WORK REQUIRED: Return all of the data exactly as given.

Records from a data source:

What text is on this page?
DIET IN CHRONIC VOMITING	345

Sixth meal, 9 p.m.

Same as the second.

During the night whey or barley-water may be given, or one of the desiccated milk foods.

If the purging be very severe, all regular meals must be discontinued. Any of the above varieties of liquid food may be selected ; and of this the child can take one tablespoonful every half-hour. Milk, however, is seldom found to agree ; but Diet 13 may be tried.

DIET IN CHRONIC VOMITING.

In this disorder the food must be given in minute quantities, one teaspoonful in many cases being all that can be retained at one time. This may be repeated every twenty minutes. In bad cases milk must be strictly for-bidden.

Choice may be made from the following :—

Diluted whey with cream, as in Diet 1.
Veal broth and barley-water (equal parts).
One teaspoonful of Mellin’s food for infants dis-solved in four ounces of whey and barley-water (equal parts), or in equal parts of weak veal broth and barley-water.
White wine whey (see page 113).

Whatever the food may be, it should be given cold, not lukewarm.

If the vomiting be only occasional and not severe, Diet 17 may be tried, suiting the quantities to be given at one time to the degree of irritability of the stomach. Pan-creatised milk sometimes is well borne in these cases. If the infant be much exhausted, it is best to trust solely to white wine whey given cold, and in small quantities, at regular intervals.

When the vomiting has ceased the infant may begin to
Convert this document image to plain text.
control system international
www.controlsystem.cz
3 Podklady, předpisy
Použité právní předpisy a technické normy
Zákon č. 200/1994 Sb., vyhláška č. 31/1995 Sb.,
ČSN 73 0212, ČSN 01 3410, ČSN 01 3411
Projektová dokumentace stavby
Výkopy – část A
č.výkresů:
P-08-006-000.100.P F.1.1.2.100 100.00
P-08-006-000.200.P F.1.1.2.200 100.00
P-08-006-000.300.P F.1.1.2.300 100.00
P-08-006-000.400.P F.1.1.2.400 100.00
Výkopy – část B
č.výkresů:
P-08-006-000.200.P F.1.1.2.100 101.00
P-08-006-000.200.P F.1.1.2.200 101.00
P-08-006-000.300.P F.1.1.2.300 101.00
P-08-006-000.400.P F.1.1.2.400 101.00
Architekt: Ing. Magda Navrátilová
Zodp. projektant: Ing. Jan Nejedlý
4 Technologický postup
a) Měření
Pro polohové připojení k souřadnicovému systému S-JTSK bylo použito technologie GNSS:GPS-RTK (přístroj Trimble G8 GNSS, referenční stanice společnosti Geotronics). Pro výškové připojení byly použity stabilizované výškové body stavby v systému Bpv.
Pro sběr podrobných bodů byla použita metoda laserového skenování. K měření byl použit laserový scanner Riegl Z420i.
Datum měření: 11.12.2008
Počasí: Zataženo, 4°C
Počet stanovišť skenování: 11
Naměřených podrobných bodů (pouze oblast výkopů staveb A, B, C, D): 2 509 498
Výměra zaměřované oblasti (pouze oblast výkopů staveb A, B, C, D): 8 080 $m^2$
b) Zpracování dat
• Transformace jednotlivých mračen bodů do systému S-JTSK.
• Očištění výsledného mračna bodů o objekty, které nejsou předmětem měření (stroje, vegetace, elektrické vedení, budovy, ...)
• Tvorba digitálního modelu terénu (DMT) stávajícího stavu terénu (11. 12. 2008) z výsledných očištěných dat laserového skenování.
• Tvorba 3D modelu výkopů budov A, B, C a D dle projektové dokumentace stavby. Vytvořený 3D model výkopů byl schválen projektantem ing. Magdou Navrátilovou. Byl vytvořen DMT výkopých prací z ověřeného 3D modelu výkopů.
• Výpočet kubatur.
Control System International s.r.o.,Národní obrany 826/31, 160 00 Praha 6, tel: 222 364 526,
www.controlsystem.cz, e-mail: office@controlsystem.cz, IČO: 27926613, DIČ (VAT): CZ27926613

FINISHED EXERCISE:
What text is on this page?
DIET IN CHRONIC VOMITING	345

Sixth meal, 9 p.m.

Same as the second.

During the night whey or barley-water may be given, or one of the desiccated milk foods.

If the purging be very severe, all regular meals must be discontinued. Any of the above varieties of liquid food may be selected ; and of this the child can take one tablespoonful every half-hour. Milk, however, is seldom found to agree ; but Diet 13 may be tried.

DIET IN CHRONIC VOMITING.

In this disorder the food must be given in minute quantities, one teaspoonful in many cases being all that can be retained at one time. This may be repeated every twenty minutes. In bad cases milk must be strictly for-bidden.

Choice may be made from the following :—

Diluted whey with cream, as in Diet 1.
Veal broth and barley-water (equal parts).
One teaspoonful of Mellin’s food for infants dis-solved in four ounces of whey and barley-water (equal parts), or in equal parts of weak veal broth and barley-water.
White wine whey (see page 113).

Whatever the food may be, it should be given cold, not lukewarm.

If the vomiting be only occasional and not severe, Diet 17 may be tried, suiting the quantities to be given at one time to the degree of irritability of the stomach. Pan-creatised milk sometimes is well borne in these cases. If the infant be much exhausted, it is best to trust solely to white wine whey given cold, and in small quantities, at regular intervals.

When the vomiting has ceased the infant may begin to
Convert this document image to plain text.
control system international
www.controlsystem.cz
3 Podklady, předpisy
Použité právní předpisy a technické normy
Zákon č. 200/1994 Sb., vyhláška č. 31/1995 Sb.,
ČSN 73 0212, ČSN 01 3410, ČSN 01 3411
Projektová dokumentace stavby
Výkopy – část A
č.výkresů:
P-08-006-000.100.P F.1.1.2.100 100.00
P-08-006-000.200.P F.1.1.2.200 100.00
P-08-006-000.300.P F.1.1.2.300 100.00
P-08-006-000.400.P F.1.1.2.400 100.00
Výkopy – část B
č.výkresů:
P-08-006-000.200.P F.1.1.2.100 101.00
P-08-006-000.200.P F.1.1.2.200 101.00
P-08-006-000.300.P F.1.1.2.300 101.00
P-08-006-000.400.P F.1.1.2.400 101.00
Architekt: Ing. Magda Navrátilová
Zodp. projektant: Ing. Jan Nejedlý
4 Technologický postup
a) Měření
Pro polohové připojení k souřadnicovému systému S-JTSK bylo použito technologie GNSS:GPS-RTK (přístroj Trimble G8 GNSS, referenční stanice společnosti Geotronics). Pro výškové připojení byly použity stabilizované výškové body stavby v systému Bpv.
Pro sběr podrobných bodů byla použita metoda laserového skenování. K měření byl použit laserový scanner Riegl Z420i.
Datum měření: 11.12.2008
Počasí: Zataženo, 4°C
Počet stanovišť skenování: 11
Naměřených podrobných bodů (pouze oblast výkopů staveb A, B, C, D): 2 509 498
Výměra zaměřované oblasti (pouze oblast výkopů staveb A, B, C, D): 8 080 $m^2$
b) Zpracování dat
• Transformace jednotlivých mračen bodů do systému S-JTSK.
• Očištění výsledného mračna bodů o objekty, které nejsou předmětem měření (stroje, vegetace, elektrické vedení, budovy, ...)
• Tvorba digitálního modelu terénu (DMT) stávajícího stavu terénu (11. 12. 2008) z výsledných očištěných dat laserového skenování.
• Tvorba 3D modelu výkopů budov A, B, C a D dle projektové dokumentace stavby. Vytvořený 3D model výkopů byl schválen projektantem ing. Magdou Navrátilovou. Byl vytvořen DMT výkopých prací z ověřeného 3D modelu výkopů.
• Výpočet kubatur.
Control System International s.r.o.,Národní obrany 826/31, 160 00 Praha 6, tel: 222 364 526,
www.controlsystem.cz, e-mail: office@controlsystem.cz, IČO: 27926613, DIČ (VAT): CZ27926613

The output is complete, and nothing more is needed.